*What is asked*:
Find all lines in the listing that include the word "username", then copy them.

[Dataset items]
────────

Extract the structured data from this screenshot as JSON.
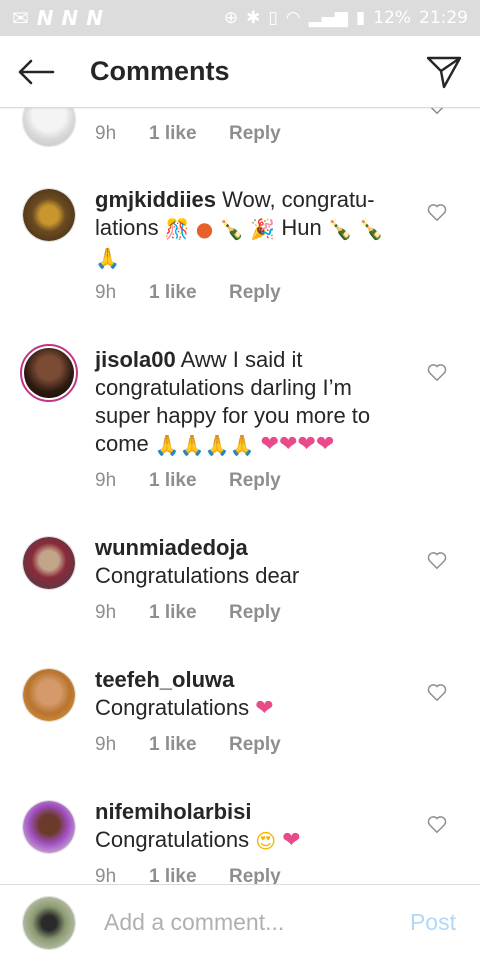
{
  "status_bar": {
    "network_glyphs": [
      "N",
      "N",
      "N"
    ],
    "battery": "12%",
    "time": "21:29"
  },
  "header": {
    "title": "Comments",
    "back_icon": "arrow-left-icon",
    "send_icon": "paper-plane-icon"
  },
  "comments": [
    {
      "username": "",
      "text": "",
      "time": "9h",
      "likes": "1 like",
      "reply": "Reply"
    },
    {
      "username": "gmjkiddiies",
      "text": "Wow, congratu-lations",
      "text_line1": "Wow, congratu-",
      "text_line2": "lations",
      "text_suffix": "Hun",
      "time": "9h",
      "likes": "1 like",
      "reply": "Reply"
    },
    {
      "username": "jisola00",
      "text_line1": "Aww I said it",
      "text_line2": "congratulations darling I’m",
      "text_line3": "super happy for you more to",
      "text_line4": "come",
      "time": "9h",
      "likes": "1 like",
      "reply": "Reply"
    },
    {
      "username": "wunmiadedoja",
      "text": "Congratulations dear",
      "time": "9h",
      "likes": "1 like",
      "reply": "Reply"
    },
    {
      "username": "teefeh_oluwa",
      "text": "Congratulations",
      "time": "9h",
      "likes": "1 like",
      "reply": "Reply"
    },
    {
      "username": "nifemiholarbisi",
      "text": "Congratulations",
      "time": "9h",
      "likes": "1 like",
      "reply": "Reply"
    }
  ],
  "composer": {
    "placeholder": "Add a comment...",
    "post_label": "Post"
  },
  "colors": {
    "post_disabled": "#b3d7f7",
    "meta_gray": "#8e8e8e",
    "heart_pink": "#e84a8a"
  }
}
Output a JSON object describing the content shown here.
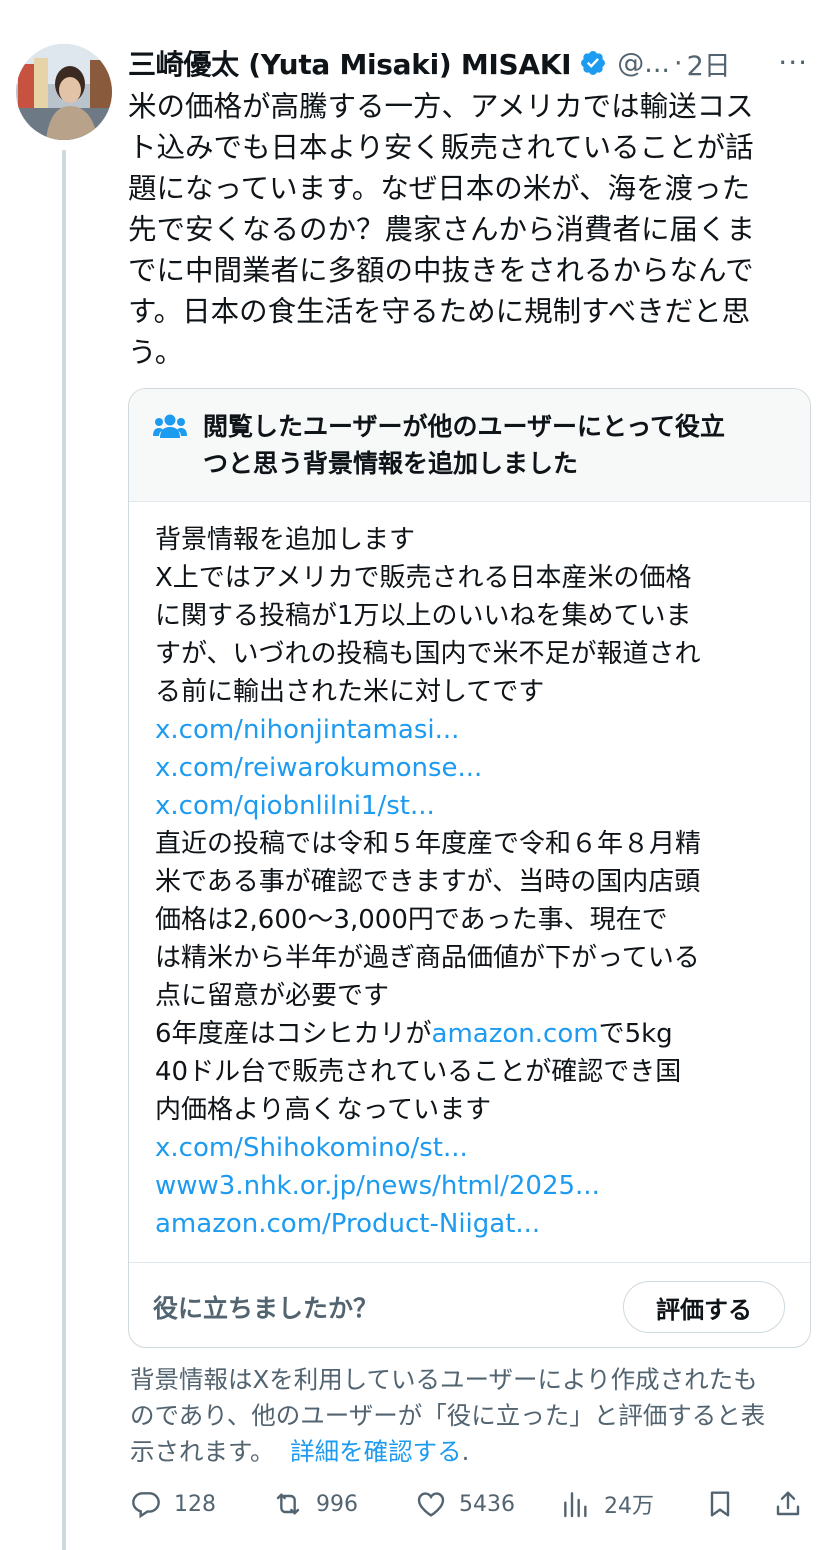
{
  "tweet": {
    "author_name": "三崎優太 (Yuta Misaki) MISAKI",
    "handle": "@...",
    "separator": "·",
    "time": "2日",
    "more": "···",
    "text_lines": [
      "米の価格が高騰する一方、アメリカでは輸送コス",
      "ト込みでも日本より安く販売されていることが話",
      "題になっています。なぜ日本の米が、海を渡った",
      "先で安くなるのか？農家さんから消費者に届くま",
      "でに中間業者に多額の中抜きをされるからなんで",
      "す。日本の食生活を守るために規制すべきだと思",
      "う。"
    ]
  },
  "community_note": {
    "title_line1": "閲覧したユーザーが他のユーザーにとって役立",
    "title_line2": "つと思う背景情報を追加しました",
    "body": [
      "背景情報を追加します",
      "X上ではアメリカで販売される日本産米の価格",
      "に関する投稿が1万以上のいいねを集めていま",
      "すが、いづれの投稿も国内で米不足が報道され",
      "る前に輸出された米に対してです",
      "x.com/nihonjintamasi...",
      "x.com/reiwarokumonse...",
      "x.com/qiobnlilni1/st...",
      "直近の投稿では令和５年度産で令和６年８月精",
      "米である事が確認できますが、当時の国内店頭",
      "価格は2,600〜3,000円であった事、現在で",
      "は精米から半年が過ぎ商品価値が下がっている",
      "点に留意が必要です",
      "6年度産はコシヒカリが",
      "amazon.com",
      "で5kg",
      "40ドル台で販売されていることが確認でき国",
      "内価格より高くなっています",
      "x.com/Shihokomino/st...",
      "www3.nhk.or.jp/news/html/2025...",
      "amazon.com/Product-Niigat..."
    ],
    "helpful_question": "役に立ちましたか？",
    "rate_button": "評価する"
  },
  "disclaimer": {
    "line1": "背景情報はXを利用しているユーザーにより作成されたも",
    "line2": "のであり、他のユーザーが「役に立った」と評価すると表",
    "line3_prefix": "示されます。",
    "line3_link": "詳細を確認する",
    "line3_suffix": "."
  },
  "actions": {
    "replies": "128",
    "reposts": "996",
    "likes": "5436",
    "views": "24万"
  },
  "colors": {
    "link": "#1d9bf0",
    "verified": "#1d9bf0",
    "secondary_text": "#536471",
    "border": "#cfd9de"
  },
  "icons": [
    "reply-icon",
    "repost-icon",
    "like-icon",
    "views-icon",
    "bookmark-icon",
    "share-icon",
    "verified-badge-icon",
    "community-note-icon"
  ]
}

────────

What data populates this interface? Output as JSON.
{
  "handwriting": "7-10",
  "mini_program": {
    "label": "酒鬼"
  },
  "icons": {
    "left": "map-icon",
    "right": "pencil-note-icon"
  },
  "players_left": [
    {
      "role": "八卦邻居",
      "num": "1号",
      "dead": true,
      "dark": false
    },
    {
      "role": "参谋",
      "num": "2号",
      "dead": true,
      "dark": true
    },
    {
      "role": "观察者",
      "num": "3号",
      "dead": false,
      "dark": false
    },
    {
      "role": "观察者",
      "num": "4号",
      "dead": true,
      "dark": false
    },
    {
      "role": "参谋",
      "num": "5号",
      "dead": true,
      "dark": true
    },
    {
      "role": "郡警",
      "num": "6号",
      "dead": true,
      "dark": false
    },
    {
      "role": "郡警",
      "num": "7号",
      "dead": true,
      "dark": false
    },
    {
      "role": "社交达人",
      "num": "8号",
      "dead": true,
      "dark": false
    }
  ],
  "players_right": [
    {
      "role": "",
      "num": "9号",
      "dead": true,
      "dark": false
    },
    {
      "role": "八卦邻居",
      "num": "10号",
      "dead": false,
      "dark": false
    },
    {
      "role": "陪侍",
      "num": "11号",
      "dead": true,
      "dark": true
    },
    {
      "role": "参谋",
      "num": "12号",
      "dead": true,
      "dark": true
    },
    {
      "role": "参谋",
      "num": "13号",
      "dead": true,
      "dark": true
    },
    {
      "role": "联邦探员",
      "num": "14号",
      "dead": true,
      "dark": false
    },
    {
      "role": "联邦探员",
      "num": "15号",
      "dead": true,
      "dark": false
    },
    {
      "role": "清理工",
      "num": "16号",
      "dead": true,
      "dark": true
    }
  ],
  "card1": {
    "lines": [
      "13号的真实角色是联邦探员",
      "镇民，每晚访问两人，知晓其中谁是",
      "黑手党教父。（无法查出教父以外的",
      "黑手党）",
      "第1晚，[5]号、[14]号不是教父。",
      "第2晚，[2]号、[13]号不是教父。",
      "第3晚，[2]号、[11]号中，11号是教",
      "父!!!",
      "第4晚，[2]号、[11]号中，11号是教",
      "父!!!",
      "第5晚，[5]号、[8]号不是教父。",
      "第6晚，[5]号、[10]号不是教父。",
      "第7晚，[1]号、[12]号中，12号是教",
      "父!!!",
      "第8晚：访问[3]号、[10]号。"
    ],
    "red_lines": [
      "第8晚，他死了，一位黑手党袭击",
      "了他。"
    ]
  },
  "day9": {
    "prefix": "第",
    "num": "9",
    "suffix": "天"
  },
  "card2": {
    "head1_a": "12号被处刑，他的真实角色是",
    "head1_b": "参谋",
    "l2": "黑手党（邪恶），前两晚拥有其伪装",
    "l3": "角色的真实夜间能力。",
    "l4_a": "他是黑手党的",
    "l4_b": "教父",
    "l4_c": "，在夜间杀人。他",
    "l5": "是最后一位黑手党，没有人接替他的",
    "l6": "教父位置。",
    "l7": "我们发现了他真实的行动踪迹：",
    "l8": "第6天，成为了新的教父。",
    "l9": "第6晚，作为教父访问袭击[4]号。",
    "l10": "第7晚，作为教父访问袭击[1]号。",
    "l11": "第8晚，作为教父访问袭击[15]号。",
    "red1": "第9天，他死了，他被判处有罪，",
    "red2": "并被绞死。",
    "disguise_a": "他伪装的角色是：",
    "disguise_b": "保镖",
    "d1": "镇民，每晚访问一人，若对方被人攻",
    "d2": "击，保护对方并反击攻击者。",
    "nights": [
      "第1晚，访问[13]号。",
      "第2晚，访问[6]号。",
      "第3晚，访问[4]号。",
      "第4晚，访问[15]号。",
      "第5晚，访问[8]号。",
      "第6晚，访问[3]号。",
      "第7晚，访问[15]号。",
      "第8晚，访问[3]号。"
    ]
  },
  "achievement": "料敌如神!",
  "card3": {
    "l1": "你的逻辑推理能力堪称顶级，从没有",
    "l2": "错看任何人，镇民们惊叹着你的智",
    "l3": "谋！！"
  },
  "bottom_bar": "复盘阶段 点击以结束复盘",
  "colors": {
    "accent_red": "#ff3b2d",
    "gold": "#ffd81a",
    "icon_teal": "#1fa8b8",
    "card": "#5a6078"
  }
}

────────

*Correct output*:
      "username": "",
      "username": "gmjkiddiies",
      "username": "jisola00",
      "username": "wunmiadedoja",
      "username": "teefeh_oluwa",
      "username": "nifemiholarbisi",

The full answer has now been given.